▸ **What the exercise asks**
All of the data should be reproduced word for word, though its pictures must be omitted.
___ Entries shown ___
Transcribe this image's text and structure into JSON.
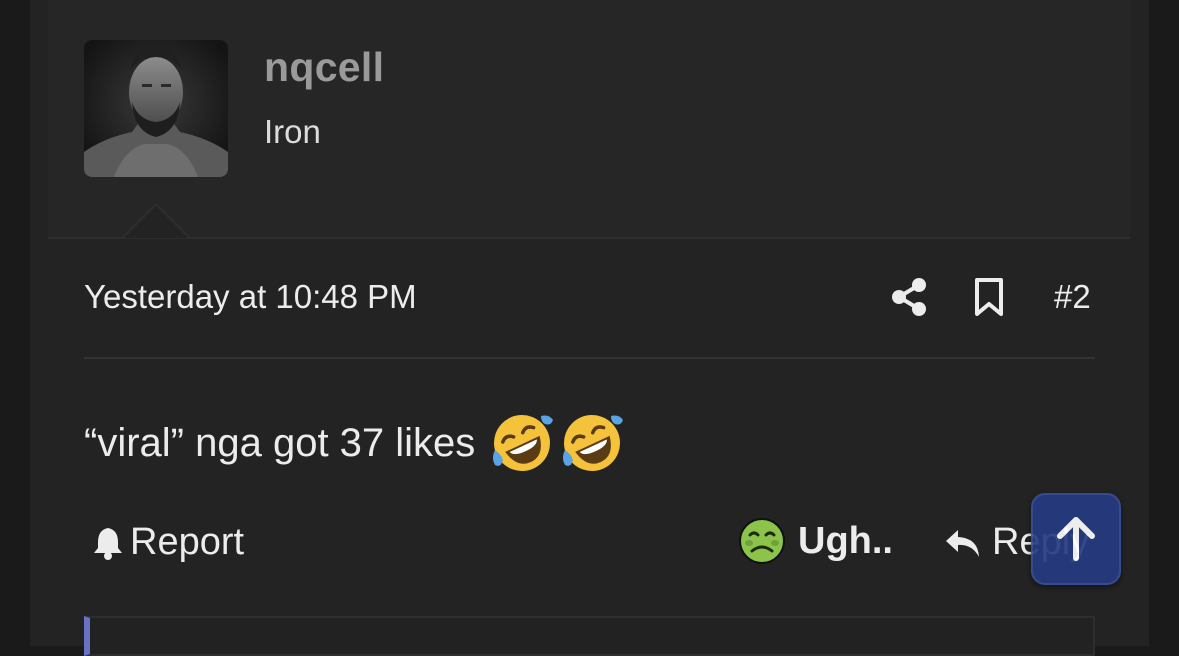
{
  "post": {
    "author": {
      "username": "nqcell",
      "title": "Iron",
      "avatar_icon": "avatar-photo"
    },
    "timestamp": "Yesterday at 10:48 PM",
    "post_number": "#2",
    "body_text": "“viral” nga got 37 likes",
    "body_emojis": [
      "rolling-on-floor-laughing-emoji",
      "rolling-on-floor-laughing-emoji"
    ]
  },
  "actions": {
    "report_label": "Report",
    "reaction_label": "Ugh..",
    "reaction_icon": "nauseated-face-emoji",
    "reply_label": "Reply"
  },
  "icons": {
    "share": "share-icon",
    "bookmark": "bookmark-icon",
    "bell": "bell-icon",
    "reply": "reply-icon",
    "scroll_top": "arrow-up-icon"
  },
  "colors": {
    "background": "#1a1a1a",
    "panel": "#232323",
    "username": "#9a9a9a",
    "text": "#ececec",
    "accent_button": "#263b82",
    "quote_bar": "#6a71c4"
  }
}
___
▸ **Result for this exercise**
Transcribe this image's text and structure into JSON.
{
  "post": {
    "author": {
      "username": "nqcell",
      "title": "Iron",
      "avatar_icon": "avatar-photo"
    },
    "timestamp": "Yesterday at 10:48 PM",
    "post_number": "#2",
    "body_text": "“viral” nga got 37 likes",
    "body_emojis": [
      "rolling-on-floor-laughing-emoji",
      "rolling-on-floor-laughing-emoji"
    ]
  },
  "actions": {
    "report_label": "Report",
    "reaction_label": "Ugh..",
    "reaction_icon": "nauseated-face-emoji",
    "reply_label": "Reply"
  },
  "icons": {
    "share": "share-icon",
    "bookmark": "bookmark-icon",
    "bell": "bell-icon",
    "reply": "reply-icon",
    "scroll_top": "arrow-up-icon"
  },
  "colors": {
    "background": "#1a1a1a",
    "panel": "#232323",
    "username": "#9a9a9a",
    "text": "#ececec",
    "accent_button": "#263b82",
    "quote_bar": "#6a71c4"
  }
}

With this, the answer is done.